Given task -
Reproduce all the lines below exactly and omit the images.

Records provided -
(begin)

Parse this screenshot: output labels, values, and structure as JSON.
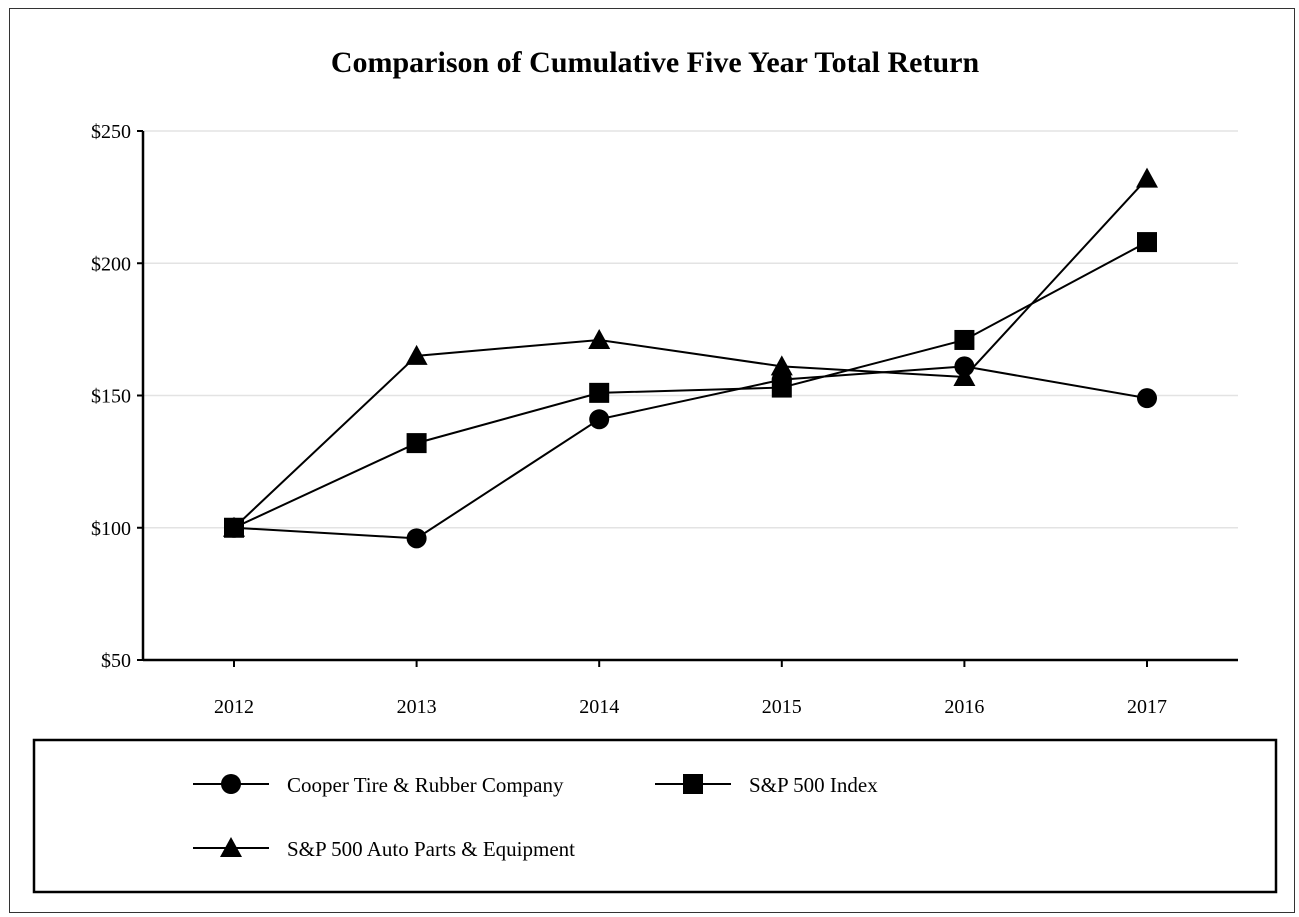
{
  "chart_data": {
    "type": "line",
    "title": "Comparison of Cumulative Five Year Total Return",
    "xlabel": "",
    "ylabel": "",
    "x": [
      "2012",
      "2013",
      "2014",
      "2015",
      "2016",
      "2017"
    ],
    "ylim": [
      50,
      250
    ],
    "yticks": [
      50,
      100,
      150,
      200,
      250
    ],
    "ytick_labels": [
      "$50",
      "$100",
      "$150",
      "$200",
      "$250"
    ],
    "grid": "horizontal",
    "legend_position": "bottom",
    "series": [
      {
        "name": "Cooper Tire & Rubber Company",
        "marker": "circle",
        "color": "#000000",
        "values": [
          100,
          96,
          141,
          156,
          161,
          149
        ]
      },
      {
        "name": "S&P 500 Index",
        "marker": "square",
        "color": "#000000",
        "values": [
          100,
          132,
          151,
          153,
          171,
          208
        ]
      },
      {
        "name": "S&P 500 Auto Parts & Equipment",
        "marker": "triangle",
        "color": "#000000",
        "values": [
          100,
          165,
          171,
          161,
          157,
          232
        ]
      }
    ]
  }
}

(end)

Written answer -
Parse this screenshot: output labels, values, and structure as JSON.
{
  "chart_data": {
    "type": "line",
    "title": "Comparison of Cumulative Five Year Total Return",
    "xlabel": "",
    "ylabel": "",
    "x": [
      "2012",
      "2013",
      "2014",
      "2015",
      "2016",
      "2017"
    ],
    "ylim": [
      50,
      250
    ],
    "yticks": [
      50,
      100,
      150,
      200,
      250
    ],
    "ytick_labels": [
      "$50",
      "$100",
      "$150",
      "$200",
      "$250"
    ],
    "grid": "horizontal",
    "legend_position": "bottom",
    "series": [
      {
        "name": "Cooper Tire & Rubber Company",
        "marker": "circle",
        "color": "#000000",
        "values": [
          100,
          96,
          141,
          156,
          161,
          149
        ]
      },
      {
        "name": "S&P 500 Index",
        "marker": "square",
        "color": "#000000",
        "values": [
          100,
          132,
          151,
          153,
          171,
          208
        ]
      },
      {
        "name": "S&P 500 Auto Parts & Equipment",
        "marker": "triangle",
        "color": "#000000",
        "values": [
          100,
          165,
          171,
          161,
          157,
          232
        ]
      }
    ]
  }
}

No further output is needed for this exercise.